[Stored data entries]
────────────────────

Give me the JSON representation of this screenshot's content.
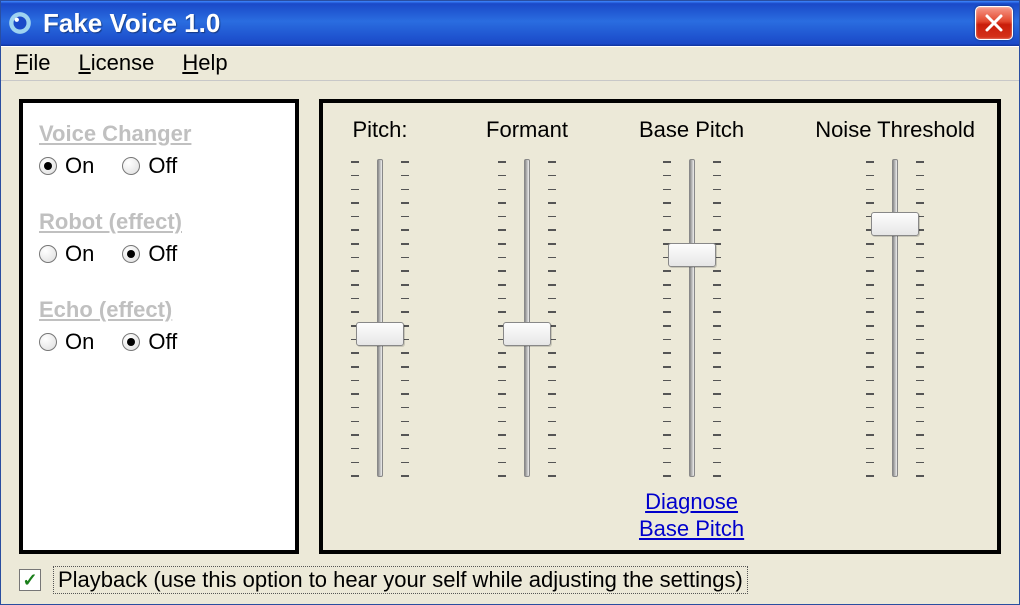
{
  "title": "Fake Voice 1.0",
  "menu": {
    "file": "File",
    "license": "License",
    "help": "Help"
  },
  "left": {
    "voice_changer": {
      "title": "Voice Changer",
      "on": "On",
      "off": "Off",
      "value": "on"
    },
    "robot": {
      "title": "Robot (effect)",
      "on": "On",
      "off": "Off",
      "value": "off"
    },
    "echo": {
      "title": "Echo (effect)",
      "on": "On",
      "off": "Off",
      "value": "off"
    }
  },
  "sliders": {
    "pitch": {
      "label": "Pitch:",
      "value": 45
    },
    "formant": {
      "label": "Formant",
      "value": 45
    },
    "base_pitch": {
      "label": "Base Pitch",
      "value": 70,
      "link1": "Diagnose",
      "link2": "Base Pitch"
    },
    "noise_threshold": {
      "label": "Noise Threshold",
      "value": 80
    }
  },
  "playback": {
    "checked": true,
    "label": "Playback (use this option to hear your self while adjusting the settings)"
  }
}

────────────────────

- _Request_
Omit every picture, then reproduce the rest of the listing exactly.

- _The output_
Give me the JSON representation of this screenshot's content.
{
  "title": "Fake Voice 1.0",
  "menu": {
    "file": "File",
    "license": "License",
    "help": "Help"
  },
  "left": {
    "voice_changer": {
      "title": "Voice Changer",
      "on": "On",
      "off": "Off",
      "value": "on"
    },
    "robot": {
      "title": "Robot (effect)",
      "on": "On",
      "off": "Off",
      "value": "off"
    },
    "echo": {
      "title": "Echo (effect)",
      "on": "On",
      "off": "Off",
      "value": "off"
    }
  },
  "sliders": {
    "pitch": {
      "label": "Pitch:",
      "value": 45
    },
    "formant": {
      "label": "Formant",
      "value": 45
    },
    "base_pitch": {
      "label": "Base Pitch",
      "value": 70,
      "link1": "Diagnose",
      "link2": "Base Pitch"
    },
    "noise_threshold": {
      "label": "Noise Threshold",
      "value": 80
    }
  },
  "playback": {
    "checked": true,
    "label": "Playback (use this option to hear your self while adjusting the settings)"
  }
}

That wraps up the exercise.